Written instruction:
Search the data for the word "from" and copy every line that contains it.

[Extracted records]
* * *

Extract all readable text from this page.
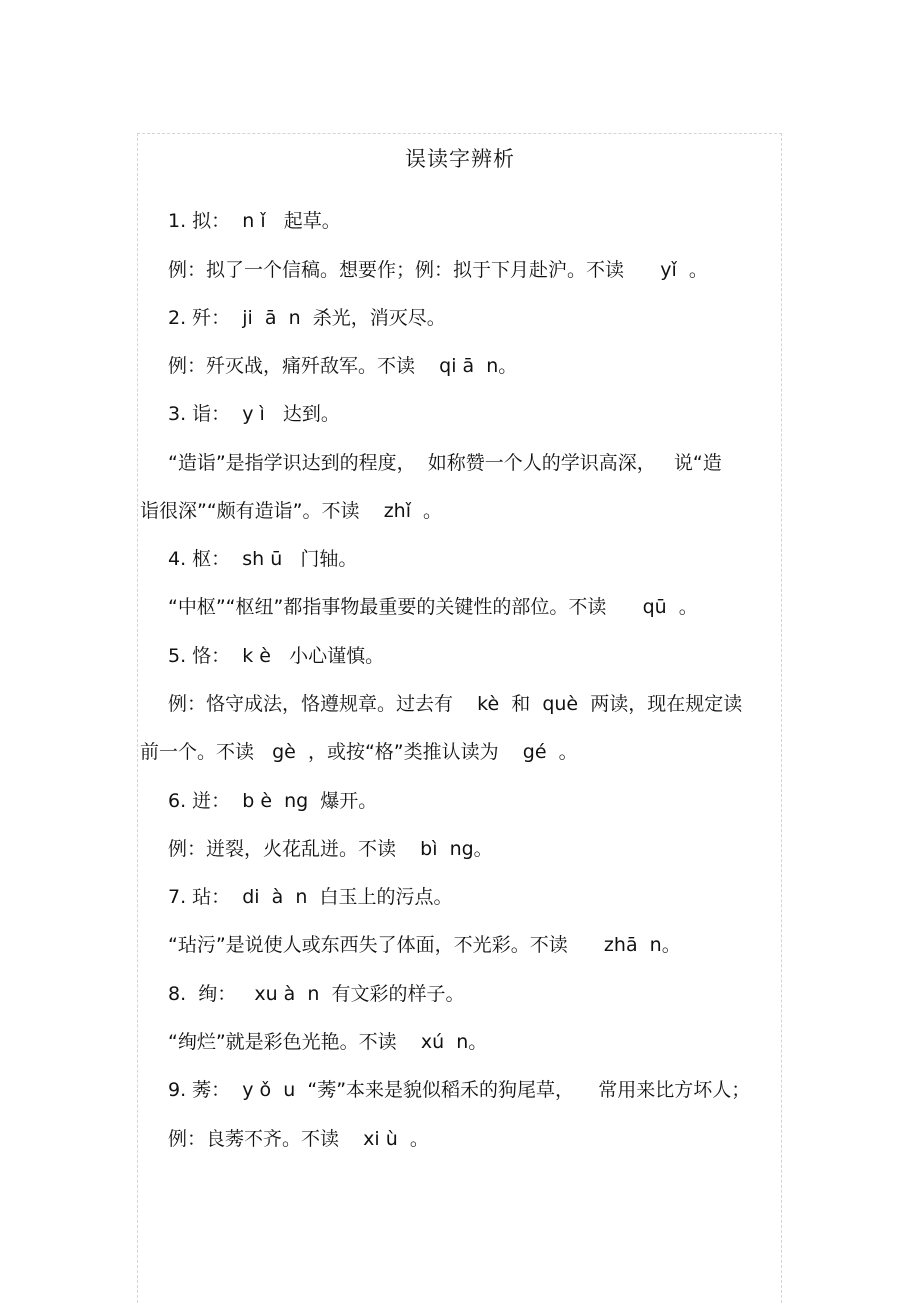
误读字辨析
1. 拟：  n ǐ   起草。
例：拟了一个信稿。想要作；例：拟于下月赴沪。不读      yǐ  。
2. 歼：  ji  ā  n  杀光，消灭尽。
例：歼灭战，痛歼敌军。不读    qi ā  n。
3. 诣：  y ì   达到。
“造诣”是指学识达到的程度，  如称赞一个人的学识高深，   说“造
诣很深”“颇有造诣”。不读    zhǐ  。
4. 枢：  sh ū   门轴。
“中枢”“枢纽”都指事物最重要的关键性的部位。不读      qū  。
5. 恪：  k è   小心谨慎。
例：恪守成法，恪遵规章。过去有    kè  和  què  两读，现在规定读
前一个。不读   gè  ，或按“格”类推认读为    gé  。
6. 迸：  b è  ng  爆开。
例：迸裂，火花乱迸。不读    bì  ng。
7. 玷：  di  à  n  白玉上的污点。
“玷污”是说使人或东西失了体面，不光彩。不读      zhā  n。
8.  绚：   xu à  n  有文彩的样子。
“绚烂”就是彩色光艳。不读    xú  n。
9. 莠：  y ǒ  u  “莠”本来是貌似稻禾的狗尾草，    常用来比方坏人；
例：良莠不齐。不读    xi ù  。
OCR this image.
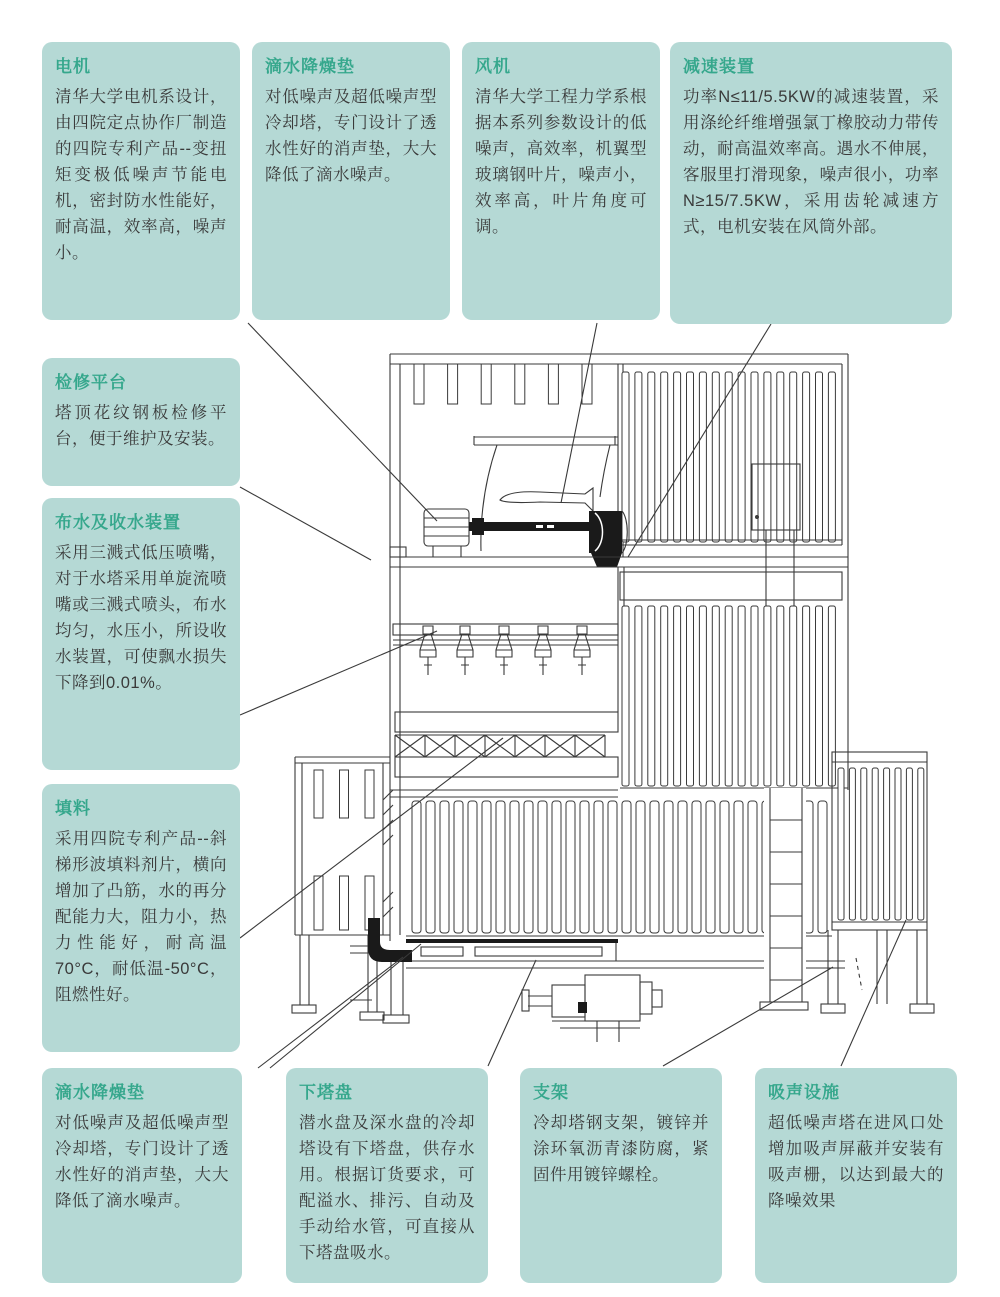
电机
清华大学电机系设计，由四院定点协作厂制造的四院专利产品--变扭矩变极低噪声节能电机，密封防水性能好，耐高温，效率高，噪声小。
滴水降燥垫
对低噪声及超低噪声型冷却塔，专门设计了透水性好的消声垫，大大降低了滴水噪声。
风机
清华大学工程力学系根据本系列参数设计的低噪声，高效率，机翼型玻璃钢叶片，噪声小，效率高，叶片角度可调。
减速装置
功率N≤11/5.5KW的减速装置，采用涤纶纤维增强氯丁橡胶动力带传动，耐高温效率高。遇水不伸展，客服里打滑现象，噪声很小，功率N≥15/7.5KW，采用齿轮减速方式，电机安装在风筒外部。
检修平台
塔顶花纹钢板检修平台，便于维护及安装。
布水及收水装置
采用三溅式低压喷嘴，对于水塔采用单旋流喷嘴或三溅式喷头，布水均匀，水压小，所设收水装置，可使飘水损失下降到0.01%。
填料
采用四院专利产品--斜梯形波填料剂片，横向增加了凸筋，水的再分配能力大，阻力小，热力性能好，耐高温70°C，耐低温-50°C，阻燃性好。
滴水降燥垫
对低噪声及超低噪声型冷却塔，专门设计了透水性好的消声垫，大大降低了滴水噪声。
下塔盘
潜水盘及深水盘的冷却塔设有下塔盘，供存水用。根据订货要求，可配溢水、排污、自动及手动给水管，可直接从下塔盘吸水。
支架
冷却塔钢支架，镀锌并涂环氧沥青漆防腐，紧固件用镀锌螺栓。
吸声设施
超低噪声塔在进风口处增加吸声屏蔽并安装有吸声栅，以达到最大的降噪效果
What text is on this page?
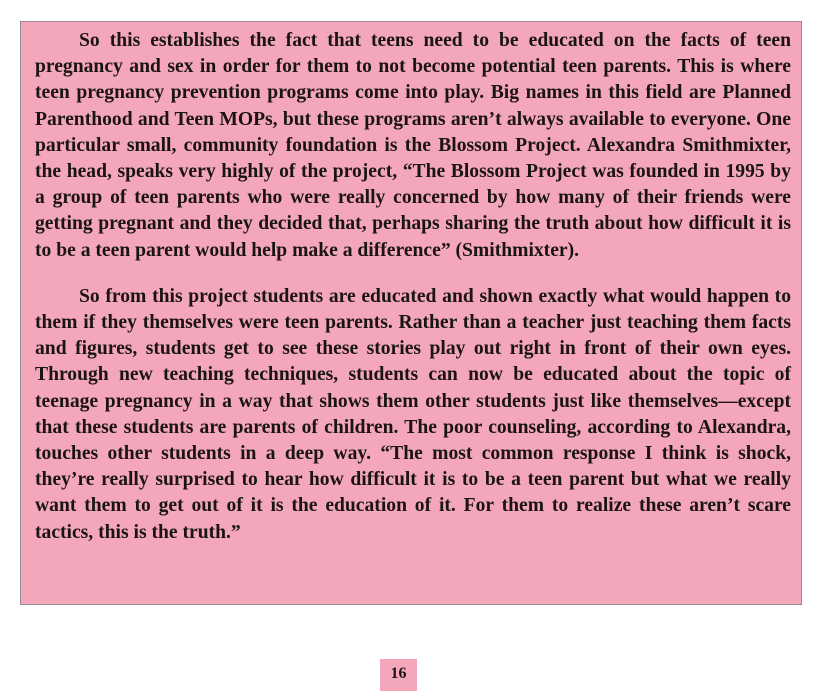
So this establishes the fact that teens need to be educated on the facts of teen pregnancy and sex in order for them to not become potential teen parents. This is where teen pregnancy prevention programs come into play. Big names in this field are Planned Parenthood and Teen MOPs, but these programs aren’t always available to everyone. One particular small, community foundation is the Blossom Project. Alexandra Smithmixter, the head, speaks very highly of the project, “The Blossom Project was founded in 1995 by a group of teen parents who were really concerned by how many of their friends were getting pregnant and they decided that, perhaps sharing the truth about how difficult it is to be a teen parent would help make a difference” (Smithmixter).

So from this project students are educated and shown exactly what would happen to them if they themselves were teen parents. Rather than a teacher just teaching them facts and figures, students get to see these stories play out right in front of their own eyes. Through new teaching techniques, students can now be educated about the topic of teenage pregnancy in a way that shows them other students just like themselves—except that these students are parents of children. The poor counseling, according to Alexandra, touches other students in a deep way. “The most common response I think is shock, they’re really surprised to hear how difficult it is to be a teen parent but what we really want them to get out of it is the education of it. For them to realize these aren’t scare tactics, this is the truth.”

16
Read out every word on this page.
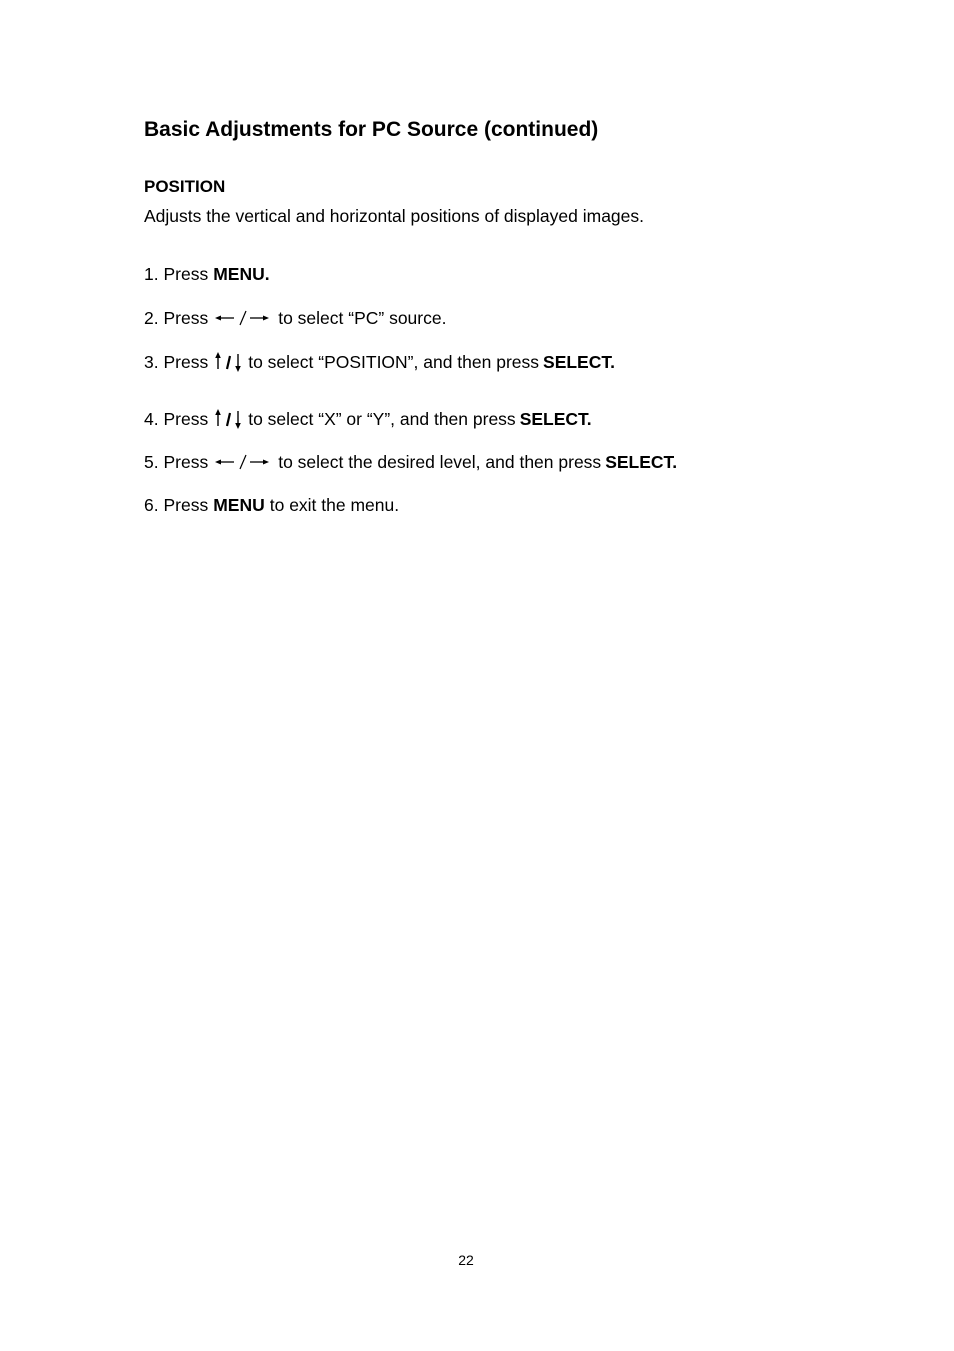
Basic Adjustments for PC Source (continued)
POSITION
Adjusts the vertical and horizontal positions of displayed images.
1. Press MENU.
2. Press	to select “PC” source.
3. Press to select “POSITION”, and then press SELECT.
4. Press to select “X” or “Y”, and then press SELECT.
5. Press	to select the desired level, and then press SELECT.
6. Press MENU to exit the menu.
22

* * *

Exercise solution:
Extract all readable text from this page.
So from this project students are educated and shown exactly what would happen to them if they themselves were teen parents. Rather than a teacher just teaching them facts and figures, students get to see these stories play out right in front of their own eyes. Through new teaching techniques, students can now be educated about the topic of teenage pregnancy in a way that shows them other students just like themselves—except that these students are parents of children. The poor counseling, according to Alexandra, touches other students in a deep way. “The most common response I think is shock, they’re really surprised to hear how difficult it is to be a teen parent but what we really want them to get out of it is the education of it. For them to realize these aren’t scare tactics, this is the truth.”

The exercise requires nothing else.